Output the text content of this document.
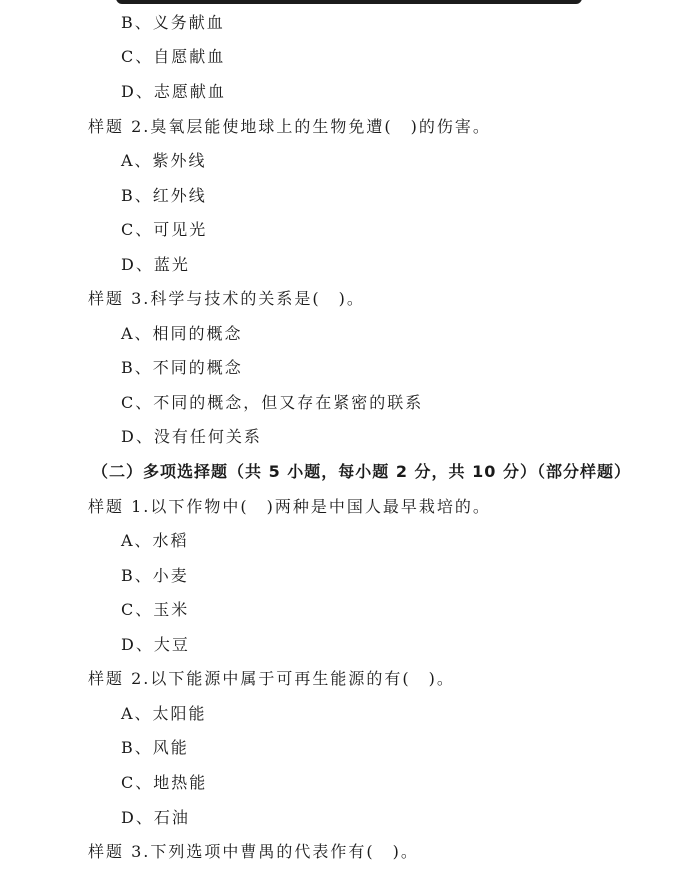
B、义务献血
C、自愿献血
D、志愿献血
样题 2.臭氧层能使地球上的生物免遭(　)的伤害。
A、紫外线
B、红外线
C、可见光
D、蓝光
样题 3.科学与技术的关系是(　)。
A、相同的概念
B、不同的概念
C、不同的概念，但又存在紧密的联系
D、没有任何关系
（二）多项选择题（共 5 小题，每小题 2 分，共 10 分）（部分样题）
样题 1.以下作物中(　)两种是中国人最早栽培的。
A、水稻
B、小麦
C、玉米
D、大豆
样题 2.以下能源中属于可再生能源的有(　)。
A、太阳能
B、风能
C、地热能
D、石油
样题 3.下列选项中曹禺的代表作有(　)。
-----
WRITTEN PROBLEM: Reproduce each record from above exactly; pictures do not belong in the copy.

OUTPUT:
Output the text content of this document.
B、义务献血
C、自愿献血
D、志愿献血
样题 2.臭氧层能使地球上的生物免遭(　)的伤害。
A、紫外线
B、红外线
C、可见光
D、蓝光
样题 3.科学与技术的关系是(　)。
A、相同的概念
B、不同的概念
C、不同的概念，但又存在紧密的联系
D、没有任何关系
（二）多项选择题（共 5 小题，每小题 2 分，共 10 分）（部分样题）
样题 1.以下作物中(　)两种是中国人最早栽培的。
A、水稻
B、小麦
C、玉米
D、大豆
样题 2.以下能源中属于可再生能源的有(　)。
A、太阳能
B、风能
C、地热能
D、石油
样题 3.下列选项中曹禺的代表作有(　)。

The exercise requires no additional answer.